-- Begin PROVIDED ENTRIES --

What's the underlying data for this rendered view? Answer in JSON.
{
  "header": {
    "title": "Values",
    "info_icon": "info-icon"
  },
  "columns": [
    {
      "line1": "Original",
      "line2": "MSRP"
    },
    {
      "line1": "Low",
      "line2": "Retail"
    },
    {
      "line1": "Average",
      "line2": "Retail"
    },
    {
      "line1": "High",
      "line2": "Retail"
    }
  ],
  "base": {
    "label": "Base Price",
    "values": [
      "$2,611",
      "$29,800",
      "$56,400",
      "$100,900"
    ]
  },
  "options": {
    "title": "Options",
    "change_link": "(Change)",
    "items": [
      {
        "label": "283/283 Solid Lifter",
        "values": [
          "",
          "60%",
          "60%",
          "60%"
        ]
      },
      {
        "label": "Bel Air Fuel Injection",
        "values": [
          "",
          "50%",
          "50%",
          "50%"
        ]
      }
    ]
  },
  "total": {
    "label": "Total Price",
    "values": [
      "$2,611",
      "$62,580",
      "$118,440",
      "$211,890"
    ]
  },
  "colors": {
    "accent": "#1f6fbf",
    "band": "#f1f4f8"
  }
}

-- End PROVIDED ENTRIES --

• STATED PROBLEM: Using the material above, print every entry exactly as written.

• RESULT:
What's the underlying data for this rendered view? Answer in JSON.
{
  "header": {
    "title": "Values",
    "info_icon": "info-icon"
  },
  "columns": [
    {
      "line1": "Original",
      "line2": "MSRP"
    },
    {
      "line1": "Low",
      "line2": "Retail"
    },
    {
      "line1": "Average",
      "line2": "Retail"
    },
    {
      "line1": "High",
      "line2": "Retail"
    }
  ],
  "base": {
    "label": "Base Price",
    "values": [
      "$2,611",
      "$29,800",
      "$56,400",
      "$100,900"
    ]
  },
  "options": {
    "title": "Options",
    "change_link": "(Change)",
    "items": [
      {
        "label": "283/283 Solid Lifter",
        "values": [
          "",
          "60%",
          "60%",
          "60%"
        ]
      },
      {
        "label": "Bel Air Fuel Injection",
        "values": [
          "",
          "50%",
          "50%",
          "50%"
        ]
      }
    ]
  },
  "total": {
    "label": "Total Price",
    "values": [
      "$2,611",
      "$62,580",
      "$118,440",
      "$211,890"
    ]
  },
  "colors": {
    "accent": "#1f6fbf",
    "band": "#f1f4f8"
  }
}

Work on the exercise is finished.